THE EXERCISE: Exactly as they appear, copy the lines of the listing from the one containing "Extract the structured" through the final line, both included, and nothing else.

(Records from a dataset)
※
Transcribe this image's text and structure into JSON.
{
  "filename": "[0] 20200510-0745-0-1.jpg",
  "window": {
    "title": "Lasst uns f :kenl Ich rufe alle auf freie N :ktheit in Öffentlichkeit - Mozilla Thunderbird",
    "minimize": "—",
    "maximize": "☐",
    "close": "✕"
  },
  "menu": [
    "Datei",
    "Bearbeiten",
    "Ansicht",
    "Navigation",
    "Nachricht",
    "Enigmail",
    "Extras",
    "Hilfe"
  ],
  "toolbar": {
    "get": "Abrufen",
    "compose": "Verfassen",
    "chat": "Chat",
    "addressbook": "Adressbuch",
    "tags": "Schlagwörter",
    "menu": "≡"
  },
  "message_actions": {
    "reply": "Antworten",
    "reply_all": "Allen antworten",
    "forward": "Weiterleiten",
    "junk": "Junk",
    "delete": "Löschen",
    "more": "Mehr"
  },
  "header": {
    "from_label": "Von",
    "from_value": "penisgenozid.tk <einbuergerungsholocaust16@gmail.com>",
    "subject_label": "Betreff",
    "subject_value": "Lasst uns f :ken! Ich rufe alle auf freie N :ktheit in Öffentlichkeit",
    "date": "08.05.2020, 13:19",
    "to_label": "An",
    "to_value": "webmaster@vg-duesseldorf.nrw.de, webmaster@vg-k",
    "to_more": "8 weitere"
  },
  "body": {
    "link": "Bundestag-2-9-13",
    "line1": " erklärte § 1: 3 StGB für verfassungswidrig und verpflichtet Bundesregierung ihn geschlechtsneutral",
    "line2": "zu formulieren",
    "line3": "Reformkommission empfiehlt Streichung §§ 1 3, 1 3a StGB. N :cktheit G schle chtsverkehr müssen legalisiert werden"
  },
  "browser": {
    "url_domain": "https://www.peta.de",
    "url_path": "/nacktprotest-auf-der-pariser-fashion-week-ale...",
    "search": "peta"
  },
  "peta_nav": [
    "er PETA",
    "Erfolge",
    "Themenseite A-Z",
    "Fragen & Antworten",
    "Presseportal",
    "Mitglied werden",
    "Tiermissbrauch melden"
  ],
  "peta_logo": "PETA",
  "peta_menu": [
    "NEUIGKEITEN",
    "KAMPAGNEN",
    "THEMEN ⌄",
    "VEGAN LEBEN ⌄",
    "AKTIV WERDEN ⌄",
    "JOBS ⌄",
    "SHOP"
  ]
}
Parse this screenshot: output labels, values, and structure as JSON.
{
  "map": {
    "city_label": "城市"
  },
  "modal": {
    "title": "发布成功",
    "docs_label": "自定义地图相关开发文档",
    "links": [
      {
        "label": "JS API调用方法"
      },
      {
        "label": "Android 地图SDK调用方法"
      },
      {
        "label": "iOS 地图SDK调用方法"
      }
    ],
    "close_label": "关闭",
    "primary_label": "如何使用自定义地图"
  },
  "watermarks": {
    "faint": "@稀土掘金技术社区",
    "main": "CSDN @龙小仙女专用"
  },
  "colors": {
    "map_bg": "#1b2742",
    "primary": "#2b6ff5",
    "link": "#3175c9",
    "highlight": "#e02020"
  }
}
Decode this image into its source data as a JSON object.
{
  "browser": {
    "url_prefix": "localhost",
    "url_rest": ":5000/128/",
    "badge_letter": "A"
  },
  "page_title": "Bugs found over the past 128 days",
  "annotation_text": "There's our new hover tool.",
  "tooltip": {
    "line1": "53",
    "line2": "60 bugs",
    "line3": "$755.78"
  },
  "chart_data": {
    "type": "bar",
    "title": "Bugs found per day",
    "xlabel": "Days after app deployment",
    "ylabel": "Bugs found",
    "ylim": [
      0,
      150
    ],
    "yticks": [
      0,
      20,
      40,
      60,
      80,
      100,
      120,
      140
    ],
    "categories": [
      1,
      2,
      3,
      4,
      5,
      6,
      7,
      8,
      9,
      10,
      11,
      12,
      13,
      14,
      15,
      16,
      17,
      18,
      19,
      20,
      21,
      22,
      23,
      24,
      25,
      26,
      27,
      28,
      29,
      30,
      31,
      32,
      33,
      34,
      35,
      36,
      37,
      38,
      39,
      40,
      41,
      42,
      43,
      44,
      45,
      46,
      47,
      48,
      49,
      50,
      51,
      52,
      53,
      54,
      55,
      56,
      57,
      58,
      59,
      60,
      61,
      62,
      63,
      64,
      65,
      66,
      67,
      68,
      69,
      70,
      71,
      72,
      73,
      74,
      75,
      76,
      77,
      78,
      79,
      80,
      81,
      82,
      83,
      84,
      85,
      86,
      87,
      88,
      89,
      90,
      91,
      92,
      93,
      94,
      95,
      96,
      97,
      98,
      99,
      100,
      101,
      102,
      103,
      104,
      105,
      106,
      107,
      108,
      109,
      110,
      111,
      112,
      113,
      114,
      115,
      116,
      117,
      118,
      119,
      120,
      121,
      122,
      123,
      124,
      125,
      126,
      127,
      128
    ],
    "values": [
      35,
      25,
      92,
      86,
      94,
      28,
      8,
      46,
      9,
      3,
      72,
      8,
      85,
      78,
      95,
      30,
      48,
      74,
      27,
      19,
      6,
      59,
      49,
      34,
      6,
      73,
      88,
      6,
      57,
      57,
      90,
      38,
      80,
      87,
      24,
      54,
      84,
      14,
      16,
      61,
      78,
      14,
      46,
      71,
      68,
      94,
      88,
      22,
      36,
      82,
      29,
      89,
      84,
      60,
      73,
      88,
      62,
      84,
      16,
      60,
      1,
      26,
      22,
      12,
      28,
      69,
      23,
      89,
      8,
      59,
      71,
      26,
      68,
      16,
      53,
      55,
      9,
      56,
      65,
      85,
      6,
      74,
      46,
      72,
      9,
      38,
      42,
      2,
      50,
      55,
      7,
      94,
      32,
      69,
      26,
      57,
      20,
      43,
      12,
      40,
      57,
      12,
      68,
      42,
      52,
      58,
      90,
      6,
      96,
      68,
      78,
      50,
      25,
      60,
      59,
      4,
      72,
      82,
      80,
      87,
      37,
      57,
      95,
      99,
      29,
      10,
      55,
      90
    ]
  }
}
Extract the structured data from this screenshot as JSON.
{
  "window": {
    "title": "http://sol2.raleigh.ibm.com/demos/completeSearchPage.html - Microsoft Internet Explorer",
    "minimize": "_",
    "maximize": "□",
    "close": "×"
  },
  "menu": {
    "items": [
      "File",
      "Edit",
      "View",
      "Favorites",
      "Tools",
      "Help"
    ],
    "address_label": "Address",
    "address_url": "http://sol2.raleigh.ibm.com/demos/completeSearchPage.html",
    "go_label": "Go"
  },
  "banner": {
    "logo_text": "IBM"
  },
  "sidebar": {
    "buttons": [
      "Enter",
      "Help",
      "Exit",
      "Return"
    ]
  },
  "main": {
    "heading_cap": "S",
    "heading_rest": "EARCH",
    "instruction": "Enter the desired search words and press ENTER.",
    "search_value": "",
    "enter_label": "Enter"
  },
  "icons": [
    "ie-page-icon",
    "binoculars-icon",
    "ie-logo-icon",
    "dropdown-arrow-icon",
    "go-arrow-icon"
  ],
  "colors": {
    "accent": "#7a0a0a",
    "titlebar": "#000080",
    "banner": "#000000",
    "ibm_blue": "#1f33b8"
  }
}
※
WRITTEN ANSWER:
Extract the structured data from this screenshot as JSON.
{
  "window": {
    "title": "http://sol2.raleigh.ibm.com/demos/completeSearchPage.html - Microsoft Internet Explorer",
    "minimize": "_",
    "maximize": "□",
    "close": "×"
  },
  "menu": {
    "items": [
      "File",
      "Edit",
      "View",
      "Favorites",
      "Tools",
      "Help"
    ],
    "address_label": "Address",
    "address_url": "http://sol2.raleigh.ibm.com/demos/completeSearchPage.html",
    "go_label": "Go"
  },
  "banner": {
    "logo_text": "IBM"
  },
  "sidebar": {
    "buttons": [
      "Enter",
      "Help",
      "Exit",
      "Return"
    ]
  },
  "main": {
    "heading_cap": "S",
    "heading_rest": "EARCH",
    "instruction": "Enter the desired search words and press ENTER.",
    "search_value": "",
    "enter_label": "Enter"
  },
  "icons": [
    "ie-page-icon",
    "binoculars-icon",
    "ie-logo-icon",
    "dropdown-arrow-icon",
    "go-arrow-icon"
  ],
  "colors": {
    "accent": "#7a0a0a",
    "titlebar": "#000080",
    "banner": "#000000",
    "ibm_blue": "#1f33b8"
  }
}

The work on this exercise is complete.